(Stored data)
----------------------------------------

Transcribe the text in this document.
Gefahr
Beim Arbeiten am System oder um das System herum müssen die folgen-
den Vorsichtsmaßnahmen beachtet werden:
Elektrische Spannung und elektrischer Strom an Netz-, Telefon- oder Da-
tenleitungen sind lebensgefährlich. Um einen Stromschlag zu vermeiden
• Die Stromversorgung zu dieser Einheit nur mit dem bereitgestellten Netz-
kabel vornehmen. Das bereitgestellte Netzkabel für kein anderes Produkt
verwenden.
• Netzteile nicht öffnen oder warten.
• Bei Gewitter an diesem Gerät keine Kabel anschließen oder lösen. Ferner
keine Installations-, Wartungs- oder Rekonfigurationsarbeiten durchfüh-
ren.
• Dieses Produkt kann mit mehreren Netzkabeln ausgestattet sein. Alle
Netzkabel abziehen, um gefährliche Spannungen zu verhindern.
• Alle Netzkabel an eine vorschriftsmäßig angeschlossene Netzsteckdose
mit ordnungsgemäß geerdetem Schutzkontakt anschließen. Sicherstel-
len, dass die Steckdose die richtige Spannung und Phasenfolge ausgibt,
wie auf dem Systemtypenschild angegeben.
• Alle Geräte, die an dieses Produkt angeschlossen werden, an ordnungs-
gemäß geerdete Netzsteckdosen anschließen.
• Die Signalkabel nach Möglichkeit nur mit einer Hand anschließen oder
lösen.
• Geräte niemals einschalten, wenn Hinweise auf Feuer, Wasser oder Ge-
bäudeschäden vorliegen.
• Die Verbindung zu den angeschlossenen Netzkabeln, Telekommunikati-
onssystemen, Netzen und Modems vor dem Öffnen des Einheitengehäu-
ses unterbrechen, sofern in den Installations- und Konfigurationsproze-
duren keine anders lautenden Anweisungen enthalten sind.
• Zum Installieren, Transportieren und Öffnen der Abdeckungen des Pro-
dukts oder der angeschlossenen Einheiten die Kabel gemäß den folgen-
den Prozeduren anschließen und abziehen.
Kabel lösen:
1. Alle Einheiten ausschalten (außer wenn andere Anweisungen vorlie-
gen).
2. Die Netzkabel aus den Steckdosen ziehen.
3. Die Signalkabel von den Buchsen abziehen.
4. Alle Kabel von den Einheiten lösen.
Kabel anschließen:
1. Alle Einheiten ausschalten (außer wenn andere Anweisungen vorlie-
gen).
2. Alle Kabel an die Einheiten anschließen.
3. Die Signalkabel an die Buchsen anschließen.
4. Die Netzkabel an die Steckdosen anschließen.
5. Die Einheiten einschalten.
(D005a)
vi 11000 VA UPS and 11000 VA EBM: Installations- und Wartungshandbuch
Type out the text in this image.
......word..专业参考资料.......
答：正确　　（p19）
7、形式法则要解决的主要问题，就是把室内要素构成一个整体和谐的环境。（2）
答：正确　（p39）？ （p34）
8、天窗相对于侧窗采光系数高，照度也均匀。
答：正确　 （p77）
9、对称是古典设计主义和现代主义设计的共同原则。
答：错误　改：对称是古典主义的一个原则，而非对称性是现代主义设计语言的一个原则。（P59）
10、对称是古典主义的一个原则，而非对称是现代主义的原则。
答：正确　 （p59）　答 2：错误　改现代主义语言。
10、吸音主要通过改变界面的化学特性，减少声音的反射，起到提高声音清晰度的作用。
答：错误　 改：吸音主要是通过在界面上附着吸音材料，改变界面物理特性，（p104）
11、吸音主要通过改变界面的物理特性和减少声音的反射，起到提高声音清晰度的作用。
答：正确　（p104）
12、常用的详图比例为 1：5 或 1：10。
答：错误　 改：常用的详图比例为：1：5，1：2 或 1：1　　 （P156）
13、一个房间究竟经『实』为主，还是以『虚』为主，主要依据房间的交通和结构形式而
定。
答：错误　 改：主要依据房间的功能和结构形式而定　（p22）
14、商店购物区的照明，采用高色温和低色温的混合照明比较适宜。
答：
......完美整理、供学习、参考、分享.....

----------------------------------------

What to produce: Write out every record, exactly as written.

Exercise answer:
Transcribe the text in this document.
Gefahr
Beim Arbeiten am System oder um das System herum müssen die folgen-
den Vorsichtsmaßnahmen beachtet werden:
Elektrische Spannung und elektrischer Strom an Netz-, Telefon- oder Da-
tenleitungen sind lebensgefährlich. Um einen Stromschlag zu vermeiden
• Die Stromversorgung zu dieser Einheit nur mit dem bereitgestellten Netz-
kabel vornehmen. Das bereitgestellte Netzkabel für kein anderes Produkt
verwenden.
• Netzteile nicht öffnen oder warten.
• Bei Gewitter an diesem Gerät keine Kabel anschließen oder lösen. Ferner
keine Installations-, Wartungs- oder Rekonfigurationsarbeiten durchfüh-
ren.
• Dieses Produkt kann mit mehreren Netzkabeln ausgestattet sein. Alle
Netzkabel abziehen, um gefährliche Spannungen zu verhindern.
• Alle Netzkabel an eine vorschriftsmäßig angeschlossene Netzsteckdose
mit ordnungsgemäß geerdetem Schutzkontakt anschließen. Sicherstel-
len, dass die Steckdose die richtige Spannung und Phasenfolge ausgibt,
wie auf dem Systemtypenschild angegeben.
• Alle Geräte, die an dieses Produkt angeschlossen werden, an ordnungs-
gemäß geerdete Netzsteckdosen anschließen.
• Die Signalkabel nach Möglichkeit nur mit einer Hand anschließen oder
lösen.
• Geräte niemals einschalten, wenn Hinweise auf Feuer, Wasser oder Ge-
bäudeschäden vorliegen.
• Die Verbindung zu den angeschlossenen Netzkabeln, Telekommunikati-
onssystemen, Netzen und Modems vor dem Öffnen des Einheitengehäu-
ses unterbrechen, sofern in den Installations- und Konfigurationsproze-
duren keine anders lautenden Anweisungen enthalten sind.
• Zum Installieren, Transportieren und Öffnen der Abdeckungen des Pro-
dukts oder der angeschlossenen Einheiten die Kabel gemäß den folgen-
den Prozeduren anschließen und abziehen.
Kabel lösen:
1. Alle Einheiten ausschalten (außer wenn andere Anweisungen vorlie-
gen).
2. Die Netzkabel aus den Steckdosen ziehen.
3. Die Signalkabel von den Buchsen abziehen.
4. Alle Kabel von den Einheiten lösen.
Kabel anschließen:
1. Alle Einheiten ausschalten (außer wenn andere Anweisungen vorlie-
gen).
2. Alle Kabel an die Einheiten anschließen.
3. Die Signalkabel an die Buchsen anschließen.
4. Die Netzkabel an die Steckdosen anschließen.
5. Die Einheiten einschalten.
(D005a)
vi 11000 VA UPS and 11000 VA EBM: Installations- und Wartungshandbuch
Type out the text in this image.
......word..专业参考资料.......
答：正确　　（p19）
7、形式法则要解决的主要问题，就是把室内要素构成一个整体和谐的环境。（2）
答：正确　（p39）？ （p34）
8、天窗相对于侧窗采光系数高，照度也均匀。
答：正确　 （p77）
9、对称是古典设计主义和现代主义设计的共同原则。
答：错误　改：对称是古典主义的一个原则，而非对称性是现代主义设计语言的一个原则。（P59）
10、对称是古典主义的一个原则，而非对称是现代主义的原则。
答：正确　 （p59）　答 2：错误　改现代主义语言。
10、吸音主要通过改变界面的化学特性，减少声音的反射，起到提高声音清晰度的作用。
答：错误　 改：吸音主要是通过在界面上附着吸音材料，改变界面物理特性，（p104）
11、吸音主要通过改变界面的物理特性和减少声音的反射，起到提高声音清晰度的作用。
答：正确　（p104）
12、常用的详图比例为 1：5 或 1：10。
答：错误　 改：常用的详图比例为：1：5，1：2 或 1：1　　 （P156）
13、一个房间究竟经『实』为主，还是以『虚』为主，主要依据房间的交通和结构形式而
定。
答：错误　 改：主要依据房间的功能和结构形式而定　（p22）
14、商店购物区的照明，采用高色温和低色温的混合照明比较适宜。
答：
......完美整理、供学习、参考、分享.....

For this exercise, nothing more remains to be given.